[Records from a data source]
----
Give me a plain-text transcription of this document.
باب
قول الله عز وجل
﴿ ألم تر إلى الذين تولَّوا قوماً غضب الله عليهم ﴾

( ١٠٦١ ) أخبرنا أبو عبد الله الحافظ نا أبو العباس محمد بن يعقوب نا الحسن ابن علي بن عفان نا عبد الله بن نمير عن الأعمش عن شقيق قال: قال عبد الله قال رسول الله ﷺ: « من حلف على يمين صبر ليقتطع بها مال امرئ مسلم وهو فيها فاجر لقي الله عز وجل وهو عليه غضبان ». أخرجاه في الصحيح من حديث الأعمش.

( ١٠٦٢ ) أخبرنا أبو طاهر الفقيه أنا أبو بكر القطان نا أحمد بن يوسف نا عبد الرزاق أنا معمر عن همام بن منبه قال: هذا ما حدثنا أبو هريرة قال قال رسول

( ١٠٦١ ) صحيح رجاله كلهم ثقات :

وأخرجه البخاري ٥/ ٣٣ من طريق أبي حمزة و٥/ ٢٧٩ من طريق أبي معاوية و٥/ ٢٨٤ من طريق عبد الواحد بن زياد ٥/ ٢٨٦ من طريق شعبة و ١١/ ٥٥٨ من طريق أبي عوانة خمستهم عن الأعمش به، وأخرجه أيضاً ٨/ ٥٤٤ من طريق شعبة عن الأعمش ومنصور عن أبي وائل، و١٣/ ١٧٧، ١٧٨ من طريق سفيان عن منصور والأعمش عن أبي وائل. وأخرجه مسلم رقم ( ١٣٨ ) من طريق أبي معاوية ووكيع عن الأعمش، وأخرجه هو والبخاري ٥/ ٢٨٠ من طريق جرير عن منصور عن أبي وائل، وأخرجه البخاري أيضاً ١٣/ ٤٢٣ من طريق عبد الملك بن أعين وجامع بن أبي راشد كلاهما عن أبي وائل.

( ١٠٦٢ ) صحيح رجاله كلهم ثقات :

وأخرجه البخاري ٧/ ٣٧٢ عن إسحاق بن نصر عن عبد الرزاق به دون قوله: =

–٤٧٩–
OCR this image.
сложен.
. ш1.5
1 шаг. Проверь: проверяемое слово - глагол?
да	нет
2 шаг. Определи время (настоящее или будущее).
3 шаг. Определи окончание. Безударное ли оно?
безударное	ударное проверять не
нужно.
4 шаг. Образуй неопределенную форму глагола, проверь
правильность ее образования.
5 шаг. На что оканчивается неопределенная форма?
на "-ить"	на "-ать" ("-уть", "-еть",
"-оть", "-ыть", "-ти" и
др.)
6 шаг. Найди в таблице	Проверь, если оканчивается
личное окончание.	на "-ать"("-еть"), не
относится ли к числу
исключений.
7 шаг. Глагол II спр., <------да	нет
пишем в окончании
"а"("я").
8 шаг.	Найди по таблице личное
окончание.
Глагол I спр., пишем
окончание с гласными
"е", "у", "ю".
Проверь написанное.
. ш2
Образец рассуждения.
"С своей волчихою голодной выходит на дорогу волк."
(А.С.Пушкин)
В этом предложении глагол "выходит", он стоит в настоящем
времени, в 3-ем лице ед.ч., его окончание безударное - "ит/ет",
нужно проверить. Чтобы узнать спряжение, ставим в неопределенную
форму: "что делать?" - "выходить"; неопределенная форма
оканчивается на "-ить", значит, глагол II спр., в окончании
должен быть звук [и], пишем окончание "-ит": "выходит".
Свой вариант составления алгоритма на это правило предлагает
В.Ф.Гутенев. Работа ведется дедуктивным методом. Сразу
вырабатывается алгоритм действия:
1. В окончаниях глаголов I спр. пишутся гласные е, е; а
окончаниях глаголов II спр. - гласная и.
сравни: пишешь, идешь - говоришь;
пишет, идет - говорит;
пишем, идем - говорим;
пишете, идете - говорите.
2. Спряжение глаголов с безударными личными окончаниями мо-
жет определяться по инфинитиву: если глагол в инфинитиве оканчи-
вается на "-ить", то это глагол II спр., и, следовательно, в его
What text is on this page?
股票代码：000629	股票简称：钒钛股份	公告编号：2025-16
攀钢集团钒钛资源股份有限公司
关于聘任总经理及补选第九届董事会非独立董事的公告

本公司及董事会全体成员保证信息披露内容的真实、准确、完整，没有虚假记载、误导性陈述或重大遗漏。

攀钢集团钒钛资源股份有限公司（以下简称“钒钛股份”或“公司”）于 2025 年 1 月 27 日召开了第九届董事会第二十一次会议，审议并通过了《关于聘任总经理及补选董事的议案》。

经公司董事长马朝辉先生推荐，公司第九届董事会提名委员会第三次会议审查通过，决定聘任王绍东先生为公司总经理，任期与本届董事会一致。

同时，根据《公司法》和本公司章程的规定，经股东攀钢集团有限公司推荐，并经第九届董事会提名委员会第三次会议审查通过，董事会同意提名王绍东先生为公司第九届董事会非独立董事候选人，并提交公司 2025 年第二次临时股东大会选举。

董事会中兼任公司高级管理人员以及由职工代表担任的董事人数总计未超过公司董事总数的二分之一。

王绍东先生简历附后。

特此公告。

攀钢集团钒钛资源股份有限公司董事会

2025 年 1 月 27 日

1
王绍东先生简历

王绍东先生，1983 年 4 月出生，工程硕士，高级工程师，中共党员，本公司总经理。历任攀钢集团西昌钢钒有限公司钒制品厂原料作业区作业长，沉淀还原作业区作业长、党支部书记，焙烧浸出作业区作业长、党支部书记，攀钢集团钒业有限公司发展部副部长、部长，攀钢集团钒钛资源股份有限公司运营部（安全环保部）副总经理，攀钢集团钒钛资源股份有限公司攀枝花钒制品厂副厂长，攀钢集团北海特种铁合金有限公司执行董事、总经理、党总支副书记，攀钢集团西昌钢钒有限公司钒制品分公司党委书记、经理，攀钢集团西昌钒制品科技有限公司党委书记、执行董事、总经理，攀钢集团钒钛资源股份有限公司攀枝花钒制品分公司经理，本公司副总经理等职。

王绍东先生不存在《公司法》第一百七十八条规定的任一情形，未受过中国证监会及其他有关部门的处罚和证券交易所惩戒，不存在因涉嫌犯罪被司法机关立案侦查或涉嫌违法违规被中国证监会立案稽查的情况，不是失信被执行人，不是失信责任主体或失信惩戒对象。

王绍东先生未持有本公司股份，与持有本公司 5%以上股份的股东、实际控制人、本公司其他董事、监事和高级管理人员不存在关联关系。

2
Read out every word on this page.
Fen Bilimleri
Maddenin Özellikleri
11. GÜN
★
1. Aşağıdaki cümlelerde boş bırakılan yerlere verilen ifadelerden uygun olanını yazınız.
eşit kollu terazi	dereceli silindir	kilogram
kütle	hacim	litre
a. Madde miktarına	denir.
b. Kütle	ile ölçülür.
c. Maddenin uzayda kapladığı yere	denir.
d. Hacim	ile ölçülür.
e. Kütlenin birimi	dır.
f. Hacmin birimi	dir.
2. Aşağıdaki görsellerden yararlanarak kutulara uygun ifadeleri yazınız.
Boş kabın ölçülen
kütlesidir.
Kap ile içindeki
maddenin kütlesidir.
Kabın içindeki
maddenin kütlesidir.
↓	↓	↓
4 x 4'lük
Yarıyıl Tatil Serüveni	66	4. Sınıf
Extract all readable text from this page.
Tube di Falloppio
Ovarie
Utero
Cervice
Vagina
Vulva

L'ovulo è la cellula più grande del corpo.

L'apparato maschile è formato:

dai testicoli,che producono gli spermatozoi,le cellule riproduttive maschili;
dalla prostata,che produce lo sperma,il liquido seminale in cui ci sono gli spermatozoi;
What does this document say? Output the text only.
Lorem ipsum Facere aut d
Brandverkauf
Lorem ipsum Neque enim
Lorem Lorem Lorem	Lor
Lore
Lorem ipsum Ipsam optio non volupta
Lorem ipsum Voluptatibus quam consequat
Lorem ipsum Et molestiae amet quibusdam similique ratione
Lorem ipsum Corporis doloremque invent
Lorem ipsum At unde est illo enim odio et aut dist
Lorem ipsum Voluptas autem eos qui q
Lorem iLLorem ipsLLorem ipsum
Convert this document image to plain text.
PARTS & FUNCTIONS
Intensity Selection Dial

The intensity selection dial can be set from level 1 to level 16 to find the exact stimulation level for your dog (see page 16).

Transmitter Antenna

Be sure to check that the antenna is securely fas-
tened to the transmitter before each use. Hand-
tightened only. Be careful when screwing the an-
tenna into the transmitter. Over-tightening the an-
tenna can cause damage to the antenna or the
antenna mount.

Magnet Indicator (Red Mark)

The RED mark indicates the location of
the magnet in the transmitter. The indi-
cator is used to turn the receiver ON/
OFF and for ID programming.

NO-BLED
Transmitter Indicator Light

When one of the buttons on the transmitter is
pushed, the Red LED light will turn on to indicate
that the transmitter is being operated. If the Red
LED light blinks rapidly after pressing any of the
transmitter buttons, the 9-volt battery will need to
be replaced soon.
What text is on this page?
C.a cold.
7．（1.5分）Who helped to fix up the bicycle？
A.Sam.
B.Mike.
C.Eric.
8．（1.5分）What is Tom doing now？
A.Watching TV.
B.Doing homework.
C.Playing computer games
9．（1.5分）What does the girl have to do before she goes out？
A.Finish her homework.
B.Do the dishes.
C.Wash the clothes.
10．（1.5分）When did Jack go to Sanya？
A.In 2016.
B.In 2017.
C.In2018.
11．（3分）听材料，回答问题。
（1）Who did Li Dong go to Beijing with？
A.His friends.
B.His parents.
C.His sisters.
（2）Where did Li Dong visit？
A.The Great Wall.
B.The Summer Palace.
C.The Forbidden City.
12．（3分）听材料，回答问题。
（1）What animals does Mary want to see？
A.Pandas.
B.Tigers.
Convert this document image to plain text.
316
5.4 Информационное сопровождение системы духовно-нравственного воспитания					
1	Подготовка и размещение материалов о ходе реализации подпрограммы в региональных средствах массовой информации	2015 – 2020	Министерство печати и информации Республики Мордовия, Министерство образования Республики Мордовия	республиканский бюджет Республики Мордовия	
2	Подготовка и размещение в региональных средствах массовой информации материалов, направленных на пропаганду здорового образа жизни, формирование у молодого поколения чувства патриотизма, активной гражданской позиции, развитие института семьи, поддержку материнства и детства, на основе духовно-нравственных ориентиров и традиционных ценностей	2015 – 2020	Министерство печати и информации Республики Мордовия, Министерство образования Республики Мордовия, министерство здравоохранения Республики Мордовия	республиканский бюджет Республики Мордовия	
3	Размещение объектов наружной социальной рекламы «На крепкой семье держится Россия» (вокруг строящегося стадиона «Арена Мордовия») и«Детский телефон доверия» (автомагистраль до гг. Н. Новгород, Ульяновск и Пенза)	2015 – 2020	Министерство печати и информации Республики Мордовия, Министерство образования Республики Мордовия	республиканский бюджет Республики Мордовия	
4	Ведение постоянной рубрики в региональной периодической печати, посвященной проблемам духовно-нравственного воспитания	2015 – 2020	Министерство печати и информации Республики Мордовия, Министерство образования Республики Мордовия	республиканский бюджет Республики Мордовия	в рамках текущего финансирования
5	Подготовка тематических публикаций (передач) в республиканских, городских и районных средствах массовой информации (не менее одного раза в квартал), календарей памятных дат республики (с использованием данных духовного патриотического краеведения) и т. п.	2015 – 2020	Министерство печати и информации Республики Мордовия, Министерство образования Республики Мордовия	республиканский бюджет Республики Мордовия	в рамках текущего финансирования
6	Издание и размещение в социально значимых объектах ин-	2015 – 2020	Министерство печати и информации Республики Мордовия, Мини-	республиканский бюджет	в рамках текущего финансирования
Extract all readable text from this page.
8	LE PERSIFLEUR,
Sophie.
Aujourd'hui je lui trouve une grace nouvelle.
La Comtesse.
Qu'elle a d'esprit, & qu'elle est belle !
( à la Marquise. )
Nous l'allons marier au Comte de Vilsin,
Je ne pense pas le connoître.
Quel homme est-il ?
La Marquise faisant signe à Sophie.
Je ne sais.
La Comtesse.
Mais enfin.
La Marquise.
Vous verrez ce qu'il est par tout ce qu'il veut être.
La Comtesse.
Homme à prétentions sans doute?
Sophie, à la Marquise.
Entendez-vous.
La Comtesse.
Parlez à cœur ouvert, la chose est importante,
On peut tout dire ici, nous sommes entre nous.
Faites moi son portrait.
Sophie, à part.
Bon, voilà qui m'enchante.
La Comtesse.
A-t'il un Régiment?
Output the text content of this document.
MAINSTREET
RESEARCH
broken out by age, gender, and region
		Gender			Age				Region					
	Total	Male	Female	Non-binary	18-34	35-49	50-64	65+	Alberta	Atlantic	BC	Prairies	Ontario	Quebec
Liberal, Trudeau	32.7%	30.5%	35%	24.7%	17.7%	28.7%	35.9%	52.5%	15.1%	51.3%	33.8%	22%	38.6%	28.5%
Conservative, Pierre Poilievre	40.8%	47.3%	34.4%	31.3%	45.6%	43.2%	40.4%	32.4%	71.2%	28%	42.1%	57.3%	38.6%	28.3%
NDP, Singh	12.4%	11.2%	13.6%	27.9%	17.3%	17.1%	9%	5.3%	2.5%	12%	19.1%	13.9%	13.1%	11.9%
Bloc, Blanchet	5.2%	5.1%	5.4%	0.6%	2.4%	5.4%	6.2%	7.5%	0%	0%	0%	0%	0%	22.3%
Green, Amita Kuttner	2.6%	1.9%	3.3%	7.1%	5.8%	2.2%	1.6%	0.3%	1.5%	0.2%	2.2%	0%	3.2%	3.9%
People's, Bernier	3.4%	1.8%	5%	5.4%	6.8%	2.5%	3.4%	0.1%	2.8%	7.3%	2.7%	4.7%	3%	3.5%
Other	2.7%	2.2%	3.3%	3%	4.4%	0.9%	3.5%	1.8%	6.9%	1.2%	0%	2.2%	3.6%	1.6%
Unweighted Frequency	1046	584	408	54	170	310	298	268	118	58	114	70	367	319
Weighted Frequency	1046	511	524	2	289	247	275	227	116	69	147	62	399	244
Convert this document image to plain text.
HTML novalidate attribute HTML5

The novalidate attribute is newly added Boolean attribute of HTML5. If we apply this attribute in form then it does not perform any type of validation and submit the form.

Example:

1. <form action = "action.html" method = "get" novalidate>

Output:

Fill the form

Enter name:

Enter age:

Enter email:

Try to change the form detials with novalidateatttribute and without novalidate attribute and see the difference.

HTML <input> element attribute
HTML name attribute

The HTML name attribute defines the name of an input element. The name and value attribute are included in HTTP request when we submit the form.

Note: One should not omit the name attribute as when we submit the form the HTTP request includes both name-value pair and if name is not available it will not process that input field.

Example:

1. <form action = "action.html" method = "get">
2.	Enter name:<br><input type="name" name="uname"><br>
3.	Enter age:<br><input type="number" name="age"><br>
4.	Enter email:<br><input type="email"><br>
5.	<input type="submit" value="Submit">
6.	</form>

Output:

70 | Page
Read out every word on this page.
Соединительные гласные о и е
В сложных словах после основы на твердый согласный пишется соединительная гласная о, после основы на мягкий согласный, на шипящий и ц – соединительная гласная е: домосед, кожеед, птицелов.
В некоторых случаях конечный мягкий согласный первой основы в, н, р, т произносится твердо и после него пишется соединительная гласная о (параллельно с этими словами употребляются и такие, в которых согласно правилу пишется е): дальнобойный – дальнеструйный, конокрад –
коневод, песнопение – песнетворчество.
----
Written instruction
Which lines of the data above contain "كلهم"? Copy each one.

Answer in full
( ١٠٦١ ) صحيح رجاله كلهم ثقات :
( ١٠٦٢ ) صحيح رجاله كلهم ثقات :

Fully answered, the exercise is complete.